*TASK INSTRUCTIONS*:
Say how many lines contain the string "title". Give no other output.

===== PROVIDED RECORDS =====

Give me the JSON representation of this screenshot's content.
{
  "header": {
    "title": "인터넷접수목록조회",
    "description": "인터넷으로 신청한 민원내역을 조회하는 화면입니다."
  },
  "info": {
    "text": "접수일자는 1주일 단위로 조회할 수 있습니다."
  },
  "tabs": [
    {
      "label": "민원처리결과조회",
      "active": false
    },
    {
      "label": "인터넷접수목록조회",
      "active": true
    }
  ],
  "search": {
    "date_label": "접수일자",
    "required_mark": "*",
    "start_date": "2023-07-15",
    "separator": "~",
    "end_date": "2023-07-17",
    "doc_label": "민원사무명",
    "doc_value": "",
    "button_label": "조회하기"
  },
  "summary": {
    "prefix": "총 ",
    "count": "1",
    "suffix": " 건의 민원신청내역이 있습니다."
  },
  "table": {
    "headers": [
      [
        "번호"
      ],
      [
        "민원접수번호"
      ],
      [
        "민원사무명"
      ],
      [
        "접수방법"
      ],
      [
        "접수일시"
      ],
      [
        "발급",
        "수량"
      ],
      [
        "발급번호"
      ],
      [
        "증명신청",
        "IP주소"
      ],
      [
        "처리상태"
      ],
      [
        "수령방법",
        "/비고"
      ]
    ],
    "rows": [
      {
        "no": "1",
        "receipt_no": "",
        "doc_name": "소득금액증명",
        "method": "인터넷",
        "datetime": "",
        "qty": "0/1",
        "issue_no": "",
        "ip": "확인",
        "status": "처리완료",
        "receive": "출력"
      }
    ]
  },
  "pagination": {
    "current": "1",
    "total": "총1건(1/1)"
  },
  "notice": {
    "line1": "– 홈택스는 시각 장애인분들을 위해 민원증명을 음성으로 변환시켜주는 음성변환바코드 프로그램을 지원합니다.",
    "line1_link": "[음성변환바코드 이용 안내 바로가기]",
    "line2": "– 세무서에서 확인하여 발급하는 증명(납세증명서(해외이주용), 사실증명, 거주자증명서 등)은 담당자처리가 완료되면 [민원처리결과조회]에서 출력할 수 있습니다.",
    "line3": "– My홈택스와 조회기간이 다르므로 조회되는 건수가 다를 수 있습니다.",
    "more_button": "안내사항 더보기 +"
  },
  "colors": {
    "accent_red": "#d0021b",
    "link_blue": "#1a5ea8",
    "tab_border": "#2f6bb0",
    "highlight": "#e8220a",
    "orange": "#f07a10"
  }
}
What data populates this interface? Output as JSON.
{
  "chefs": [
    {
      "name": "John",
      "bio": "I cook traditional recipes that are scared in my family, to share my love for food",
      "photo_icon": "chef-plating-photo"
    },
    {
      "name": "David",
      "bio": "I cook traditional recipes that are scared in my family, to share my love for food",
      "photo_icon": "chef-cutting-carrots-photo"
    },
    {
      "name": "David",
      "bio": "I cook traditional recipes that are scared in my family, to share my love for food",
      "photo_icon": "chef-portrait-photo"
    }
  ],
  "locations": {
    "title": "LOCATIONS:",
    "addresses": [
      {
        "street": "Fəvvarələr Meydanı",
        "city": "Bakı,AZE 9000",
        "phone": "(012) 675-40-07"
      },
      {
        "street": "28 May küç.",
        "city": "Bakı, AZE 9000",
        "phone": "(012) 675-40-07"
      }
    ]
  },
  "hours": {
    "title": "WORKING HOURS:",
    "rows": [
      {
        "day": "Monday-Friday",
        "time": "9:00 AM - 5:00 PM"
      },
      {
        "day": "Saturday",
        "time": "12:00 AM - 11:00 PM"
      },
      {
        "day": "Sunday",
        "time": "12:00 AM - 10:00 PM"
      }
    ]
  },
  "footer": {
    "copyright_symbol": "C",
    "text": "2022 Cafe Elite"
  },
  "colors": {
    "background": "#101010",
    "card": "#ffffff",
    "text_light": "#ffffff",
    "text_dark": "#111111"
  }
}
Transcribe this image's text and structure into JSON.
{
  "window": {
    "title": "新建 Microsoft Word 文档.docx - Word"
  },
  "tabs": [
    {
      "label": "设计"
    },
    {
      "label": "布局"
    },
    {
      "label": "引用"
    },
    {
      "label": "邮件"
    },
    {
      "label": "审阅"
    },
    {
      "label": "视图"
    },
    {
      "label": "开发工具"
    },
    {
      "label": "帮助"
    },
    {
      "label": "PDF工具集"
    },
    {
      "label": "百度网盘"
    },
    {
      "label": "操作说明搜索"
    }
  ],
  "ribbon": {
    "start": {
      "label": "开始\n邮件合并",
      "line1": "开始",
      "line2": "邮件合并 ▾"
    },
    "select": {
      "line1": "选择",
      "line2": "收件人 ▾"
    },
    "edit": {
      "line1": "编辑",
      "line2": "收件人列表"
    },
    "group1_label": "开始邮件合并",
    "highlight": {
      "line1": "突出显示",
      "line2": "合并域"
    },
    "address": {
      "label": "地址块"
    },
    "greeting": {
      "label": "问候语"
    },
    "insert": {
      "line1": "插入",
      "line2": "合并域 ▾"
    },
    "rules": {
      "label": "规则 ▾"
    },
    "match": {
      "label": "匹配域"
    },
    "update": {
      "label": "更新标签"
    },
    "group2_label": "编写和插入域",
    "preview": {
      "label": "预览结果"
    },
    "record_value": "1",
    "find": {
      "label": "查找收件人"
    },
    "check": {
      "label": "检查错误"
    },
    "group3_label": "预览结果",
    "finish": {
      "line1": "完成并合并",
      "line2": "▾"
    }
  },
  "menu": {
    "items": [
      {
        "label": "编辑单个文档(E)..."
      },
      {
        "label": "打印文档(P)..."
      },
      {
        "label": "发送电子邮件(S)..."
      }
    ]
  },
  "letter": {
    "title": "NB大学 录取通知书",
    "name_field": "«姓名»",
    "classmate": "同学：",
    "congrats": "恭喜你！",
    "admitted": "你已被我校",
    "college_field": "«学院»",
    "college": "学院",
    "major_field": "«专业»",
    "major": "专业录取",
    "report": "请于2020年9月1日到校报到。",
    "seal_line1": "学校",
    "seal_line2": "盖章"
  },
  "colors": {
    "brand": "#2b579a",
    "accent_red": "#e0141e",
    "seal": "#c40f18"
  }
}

=====

*RIGHT ANSWER*:
5